> **SET TASK**
Write out all the entries word for word and omit any pictures.

> **DATA TO PROCESS**
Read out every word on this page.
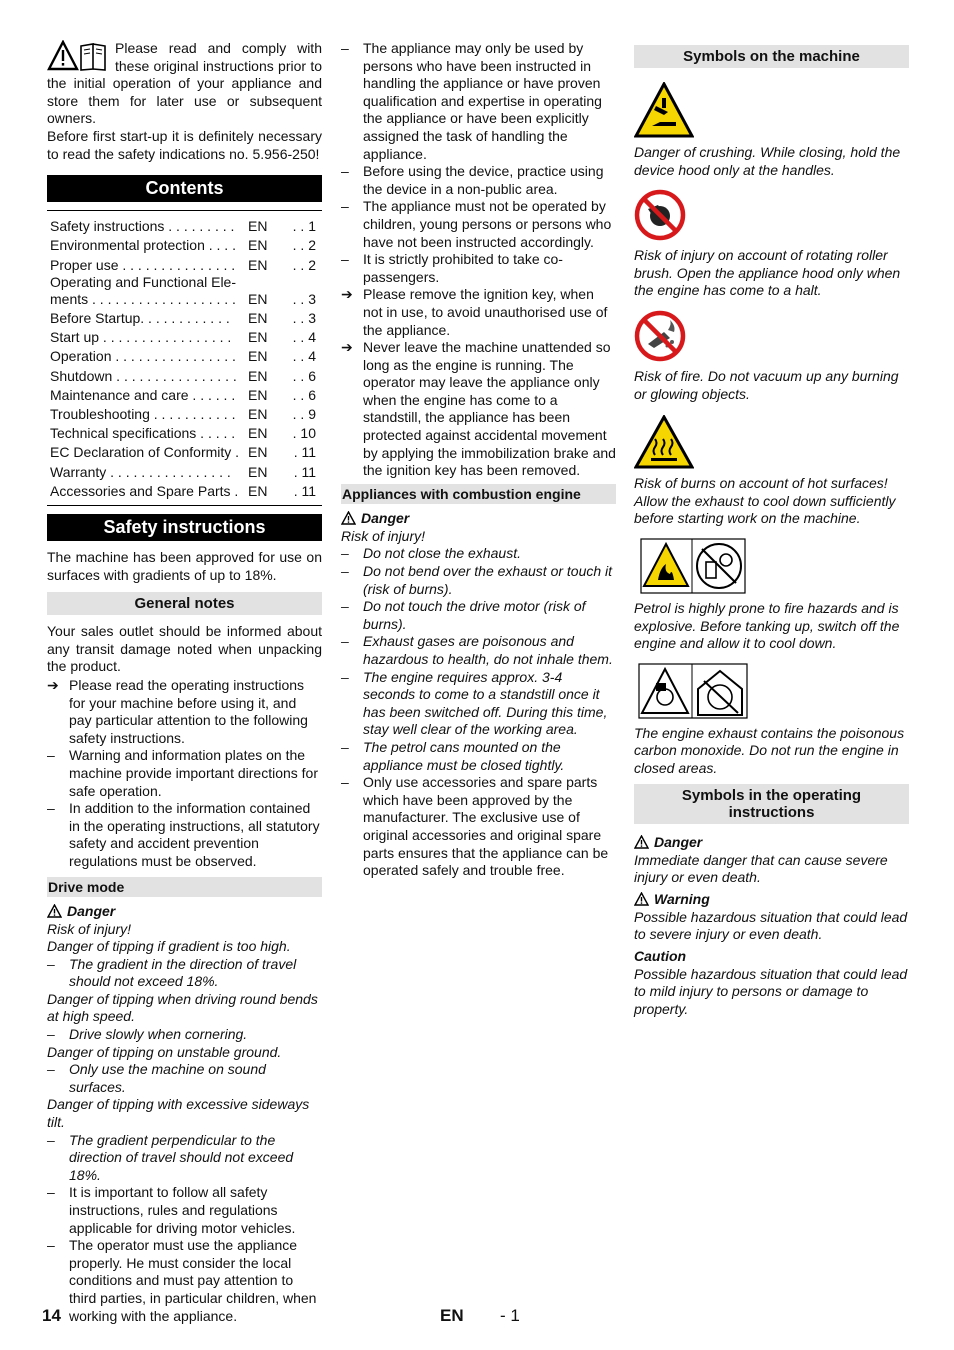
Please read and comply with these original instructions prior to the initial operation of your appliance and store them for later use or subsequent owners.

Before first start-up it is definitely necessary to read the safety indications no. 5.956-250!

Contents
Safety instructions . . . . . . . . . EN	. . 1
Environmental protection . . . . EN	. . 2
Proper use . . . . . . . . . . . . . . . EN	. . 2
Operating and Functional Ele-
ments . . . . . . . . . . . . . . . . . . . EN	. . 3
Before Startup. . . . . . . . . . . .	EN	. . 3
Start up . . . . . . . . . . . . . . . . .	EN	. . 4
Operation . . . . . . . . . . . . . . . . EN	. . 4
Shutdown . . . . . . . . . . . . . . . . EN	. . 6
Maintenance and care . . . . . . EN	. . 6
Troubleshooting . . . . . . . . . . . EN	. . 9
Technical specifications . . . . . EN	. 10
EC Declaration of Conformity . EN	. 11
Warranty . . . . . . . . . . . . . . . .	EN	. 11
Accessories and Spare Parts . EN	. 11
Safety instructions

The machine has been approved for use on surfaces with gradients of up to 18%.

General notes

Your sales outlet should be informed about any transit damage noted when unpacking the product.

➔ Please read the operating instructions for your machine before using it, and pay particular attention to the following safety instructions.
–	Warning and information plates on the machine provide important directions for safe operation.
–	In addition to the information contained in the operating instructions, all statutory safety and accident prevention regulations must be observed.
Drive mode
Danger

Risk of injury!

Danger of tipping if gradient is too high.

–	The gradient in the direction of travel should not exceed 18%.

Danger of tipping when driving round bends at high speed.

–	Drive slowly when cornering.

Danger of tipping on unstable ground.

–	Only use the machine on sound surfaces.

Danger of tipping with excessive sideways tilt.

–	The gradient perpendicular to the direction of travel should not exceed 18%.
–	It is important to follow all safety instructions, rules and regulations applicable for driving motor vehicles.
–	The operator must use the appliance properly. He must consider the local conditions and must pay attention to third parties, in particular children, when working with the appliance.
–	The appliance may only be used by persons who have been instructed in handling the appliance or have proven qualification and expertise in operating the appliance or have been explicitly assigned the task of handling the appliance.
–	Before using the device, practice using the device in a non-public area.
–	The appliance must not be operated by children, young persons or persons who have not been instructed accordingly.
–	It is strictly prohibited to take co-passengers.
➔ Please remove the ignition key, when not in use, to avoid unauthorised use of the appliance.
➔ Never leave the machine unattended so long as the engine is running. The operator may leave the appliance only when the engine has come to a standstill, the appliance has been protected against accidental movement by applying the immobilization brake and the ignition key has been removed.
Appliances with combustion engine
Danger

Risk of injury!

–	Do not close the exhaust.
–	Do not bend over the exhaust or touch it (risk of burns).
–	Do not touch the drive motor (risk of burns).
–	Exhaust gases are poisonous and hazardous to health, do not inhale them.
–	The engine requires approx. 3-4 seconds to come to a standstill once it has been switched off. During this time, stay well clear of the working area.
–	The petrol cans mounted on the appliance must be closed tightly.
–	Only use accessories and spare parts which have been approved by the manufacturer. The exclusive use of original accessories and original spare parts ensures that the appliance can be operated safely and trouble free.
Symbols on the machine

Danger of crushing. While closing, hold the device hood only at the handles.

Risk of injury on account of rotating roller brush. Open the appliance hood only when the engine has come to a halt.

Risk of fire. Do not vacuum up any burning or glowing objects.

Risk of burns on account of hot surfaces! Allow the exhaust to cool down sufficiently before starting work on the machine.

Petrol is highly prone to fire hazards and is explosive. Before tanking up, switch off the engine and allow it to cool down.

The engine exhaust contains the poisonous carbon monoxide. Do not run the engine in closed areas.

Symbols in the operating instructions
Danger

Immediate danger that can cause severe injury or even death.

Warning

Possible hazardous situation that could lead to severe injury or even death.

Caution

Possible hazardous situation that could lead to mild injury to persons or damage to property.

14	EN - 1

> **CORRECT OUTPUT**
Read out every word on this page.
Please read and comply with these original instructions prior to the initial operation of your appliance and store them for later use or subsequent owners.

Before first start-up it is definitely necessary to read the safety indications no. 5.956-250!

Contents
Safety instructions . . . . . . . . . EN	. . 1
Environmental protection . . . . EN	. . 2
Proper use . . . . . . . . . . . . . . . EN	. . 2
Operating and Functional Ele-
ments . . . . . . . . . . . . . . . . . . . EN	. . 3
Before Startup. . . . . . . . . . . .	EN	. . 3
Start up . . . . . . . . . . . . . . . . .	EN	. . 4
Operation . . . . . . . . . . . . . . . . EN	. . 4
Shutdown . . . . . . . . . . . . . . . . EN	. . 6
Maintenance and care . . . . . . EN	. . 6
Troubleshooting . . . . . . . . . . . EN	. . 9
Technical specifications . . . . . EN	. 10
EC Declaration of Conformity . EN	. 11
Warranty . . . . . . . . . . . . . . . .	EN	. 11
Accessories and Spare Parts . EN	. 11
Safety instructions

The machine has been approved for use on surfaces with gradients of up to 18%.

General notes

Your sales outlet should be informed about any transit damage noted when unpacking the product.

➔ Please read the operating instructions for your machine before using it, and pay particular attention to the following safety instructions.
–	Warning and information plates on the machine provide important directions for safe operation.
–	In addition to the information contained in the operating instructions, all statutory safety and accident prevention regulations must be observed.
Drive mode
Danger

Risk of injury!

Danger of tipping if gradient is too high.

–	The gradient in the direction of travel should not exceed 18%.

Danger of tipping when driving round bends at high speed.

–	Drive slowly when cornering.

Danger of tipping on unstable ground.

–	Only use the machine on sound surfaces.

Danger of tipping with excessive sideways tilt.

–	The gradient perpendicular to the direction of travel should not exceed 18%.
–	It is important to follow all safety instructions, rules and regulations applicable for driving motor vehicles.
–	The operator must use the appliance properly. He must consider the local conditions and must pay attention to third parties, in particular children, when working with the appliance.
–	The appliance may only be used by persons who have been instructed in handling the appliance or have proven qualification and expertise in operating the appliance or have been explicitly assigned the task of handling the appliance.
–	Before using the device, practice using the device in a non-public area.
–	The appliance must not be operated by children, young persons or persons who have not been instructed accordingly.
–	It is strictly prohibited to take co-passengers.
➔ Please remove the ignition key, when not in use, to avoid unauthorised use of the appliance.
➔ Never leave the machine unattended so long as the engine is running. The operator may leave the appliance only when the engine has come to a standstill, the appliance has been protected against accidental movement by applying the immobilization brake and the ignition key has been removed.
Appliances with combustion engine
Danger

Risk of injury!

–	Do not close the exhaust.
–	Do not bend over the exhaust or touch it (risk of burns).
–	Do not touch the drive motor (risk of burns).
–	Exhaust gases are poisonous and hazardous to health, do not inhale them.
–	The engine requires approx. 3-4 seconds to come to a standstill once it has been switched off. During this time, stay well clear of the working area.
–	The petrol cans mounted on the appliance must be closed tightly.
–	Only use accessories and spare parts which have been approved by the manufacturer. The exclusive use of original accessories and original spare parts ensures that the appliance can be operated safely and trouble free.
Symbols on the machine

Danger of crushing. While closing, hold the device hood only at the handles.

Risk of injury on account of rotating roller brush. Open the appliance hood only when the engine has come to a halt.

Risk of fire. Do not vacuum up any burning or glowing objects.

Risk of burns on account of hot surfaces! Allow the exhaust to cool down sufficiently before starting work on the machine.

Petrol is highly prone to fire hazards and is explosive. Before tanking up, switch off the engine and allow it to cool down.

The engine exhaust contains the poisonous carbon monoxide. Do not run the engine in closed areas.

Symbols in the operating instructions
Danger

Immediate danger that can cause severe injury or even death.

Warning

Possible hazardous situation that could lead to severe injury or even death.

Caution

Possible hazardous situation that could lead to mild injury to persons or damage to property.

14	EN - 1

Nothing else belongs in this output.